WHAT IS BEING ASKED:
The required output is the line containing "Decode this image" through the final line of the material below, printed exactly, with no other lines.

Excerpt from a dataset:
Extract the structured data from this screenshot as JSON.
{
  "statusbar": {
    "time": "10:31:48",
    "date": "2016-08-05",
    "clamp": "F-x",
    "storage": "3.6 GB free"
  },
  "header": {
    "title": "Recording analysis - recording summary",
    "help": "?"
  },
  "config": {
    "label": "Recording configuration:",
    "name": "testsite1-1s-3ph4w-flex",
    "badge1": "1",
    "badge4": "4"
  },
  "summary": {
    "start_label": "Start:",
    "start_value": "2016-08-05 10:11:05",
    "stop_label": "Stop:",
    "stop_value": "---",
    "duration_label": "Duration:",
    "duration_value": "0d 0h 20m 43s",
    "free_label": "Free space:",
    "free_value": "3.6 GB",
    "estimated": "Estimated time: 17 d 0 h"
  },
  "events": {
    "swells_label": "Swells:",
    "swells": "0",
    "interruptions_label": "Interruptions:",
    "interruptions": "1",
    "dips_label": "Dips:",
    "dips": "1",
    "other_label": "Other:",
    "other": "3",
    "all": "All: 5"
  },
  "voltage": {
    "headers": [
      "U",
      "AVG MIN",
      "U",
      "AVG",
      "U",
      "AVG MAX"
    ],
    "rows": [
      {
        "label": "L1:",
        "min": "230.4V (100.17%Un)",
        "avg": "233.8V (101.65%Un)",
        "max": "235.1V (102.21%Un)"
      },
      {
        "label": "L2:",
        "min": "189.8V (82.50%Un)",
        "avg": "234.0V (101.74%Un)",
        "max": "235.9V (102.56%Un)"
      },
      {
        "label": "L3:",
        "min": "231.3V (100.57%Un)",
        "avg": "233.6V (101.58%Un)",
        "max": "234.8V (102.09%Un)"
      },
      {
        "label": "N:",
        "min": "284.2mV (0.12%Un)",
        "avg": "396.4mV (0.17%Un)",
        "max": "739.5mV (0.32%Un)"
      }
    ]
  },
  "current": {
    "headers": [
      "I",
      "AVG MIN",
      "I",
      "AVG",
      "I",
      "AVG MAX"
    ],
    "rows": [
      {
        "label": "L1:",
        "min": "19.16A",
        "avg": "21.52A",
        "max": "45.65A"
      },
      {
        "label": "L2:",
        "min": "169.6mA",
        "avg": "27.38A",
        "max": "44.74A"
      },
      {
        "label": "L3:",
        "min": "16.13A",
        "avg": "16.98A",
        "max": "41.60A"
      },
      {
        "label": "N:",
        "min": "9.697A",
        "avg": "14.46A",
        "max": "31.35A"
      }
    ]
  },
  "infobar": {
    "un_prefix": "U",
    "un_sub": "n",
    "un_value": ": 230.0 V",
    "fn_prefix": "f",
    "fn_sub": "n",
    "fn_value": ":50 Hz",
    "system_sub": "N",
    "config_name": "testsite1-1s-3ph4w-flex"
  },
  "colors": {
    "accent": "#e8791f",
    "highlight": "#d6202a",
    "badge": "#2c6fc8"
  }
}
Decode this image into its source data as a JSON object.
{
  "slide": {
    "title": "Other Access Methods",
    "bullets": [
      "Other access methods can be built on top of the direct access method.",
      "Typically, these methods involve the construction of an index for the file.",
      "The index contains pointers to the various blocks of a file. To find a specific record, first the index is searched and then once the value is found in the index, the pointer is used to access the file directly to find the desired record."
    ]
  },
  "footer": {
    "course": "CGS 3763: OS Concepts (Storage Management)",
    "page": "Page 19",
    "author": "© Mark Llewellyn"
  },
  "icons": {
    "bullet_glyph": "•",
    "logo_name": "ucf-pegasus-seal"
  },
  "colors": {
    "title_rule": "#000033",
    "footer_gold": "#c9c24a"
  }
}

RESULT:
Decode this image into its source data as a JSON object.
{
  "slide": {
    "title": "Other Access Methods",
    "bullets": [
      "Other access methods can be built on top of the direct access method.",
      "Typically, these methods involve the construction of an index for the file.",
      "The index contains pointers to the various blocks of a file. To find a specific record, first the index is searched and then once the value is found in the index, the pointer is used to access the file directly to find the desired record."
    ]
  },
  "footer": {
    "course": "CGS 3763: OS Concepts (Storage Management)",
    "page": "Page 19",
    "author": "© Mark Llewellyn"
  },
  "icons": {
    "bullet_glyph": "•",
    "logo_name": "ucf-pegasus-seal"
  },
  "colors": {
    "title_rule": "#000033",
    "footer_gold": "#c9c24a"
  }
}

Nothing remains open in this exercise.